:: YOUR INSTRUCTIONS ::
Skip all pictures, then print the remaining material exactly.

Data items
* * * * * * * * *

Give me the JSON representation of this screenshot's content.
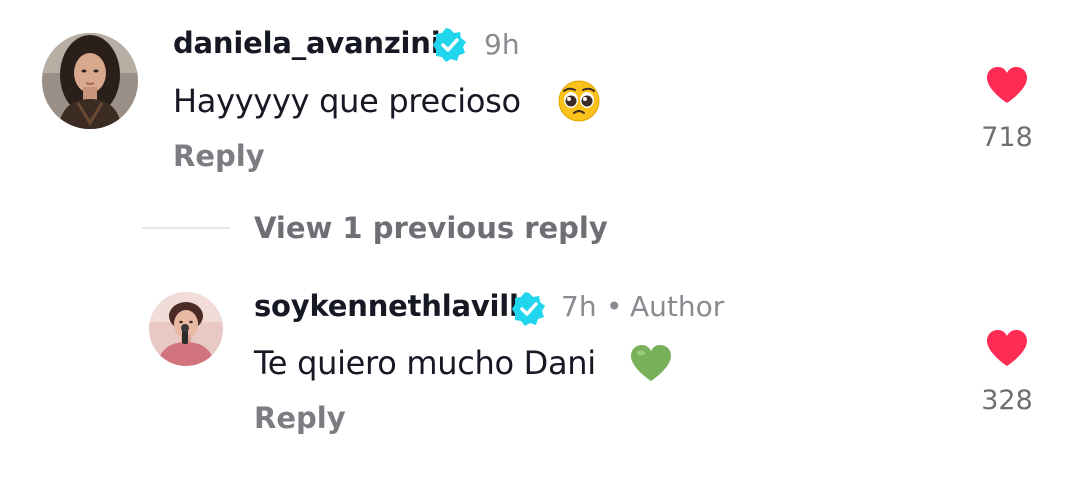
{
  "comments": [
    {
      "username": "daniela_avanzini",
      "time": "9h",
      "text": "Hayyyyy que precioso",
      "text_emoji": "pleading-face-emoji",
      "reply_label": "Reply",
      "like_count": "718",
      "like_icon": "heart-icon",
      "verified_icon": "verified-badge-icon",
      "liked": true
    },
    {
      "username": "soykennethlavill",
      "time": "7h",
      "separator": "•",
      "author_label": "Author",
      "text": "Te quiero mucho Dani",
      "text_emoji": "green-heart-emoji",
      "reply_label": "Reply",
      "like_count": "328",
      "like_icon": "heart-icon",
      "verified_icon": "verified-badge-icon",
      "liked": true
    }
  ],
  "view_replies": {
    "label": "View 1 previous reply"
  },
  "colors": {
    "heart": "#fe2c55",
    "verified": "#20d5ec",
    "text": "#161823",
    "muted": "#8a8b91"
  }
}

* * * * * * * * *

:: RESULT BELOW ::
Give me the JSON representation of this screenshot's content.
{
  "comments": [
    {
      "username": "daniela_avanzini",
      "time": "9h",
      "text": "Hayyyyy que precioso",
      "text_emoji": "pleading-face-emoji",
      "reply_label": "Reply",
      "like_count": "718",
      "like_icon": "heart-icon",
      "verified_icon": "verified-badge-icon",
      "liked": true
    },
    {
      "username": "soykennethlavill",
      "time": "7h",
      "separator": "•",
      "author_label": "Author",
      "text": "Te quiero mucho Dani",
      "text_emoji": "green-heart-emoji",
      "reply_label": "Reply",
      "like_count": "328",
      "like_icon": "heart-icon",
      "verified_icon": "verified-badge-icon",
      "liked": true
    }
  ],
  "view_replies": {
    "label": "View 1 previous reply"
  },
  "colors": {
    "heart": "#fe2c55",
    "verified": "#20d5ec",
    "text": "#161823",
    "muted": "#8a8b91"
  }
}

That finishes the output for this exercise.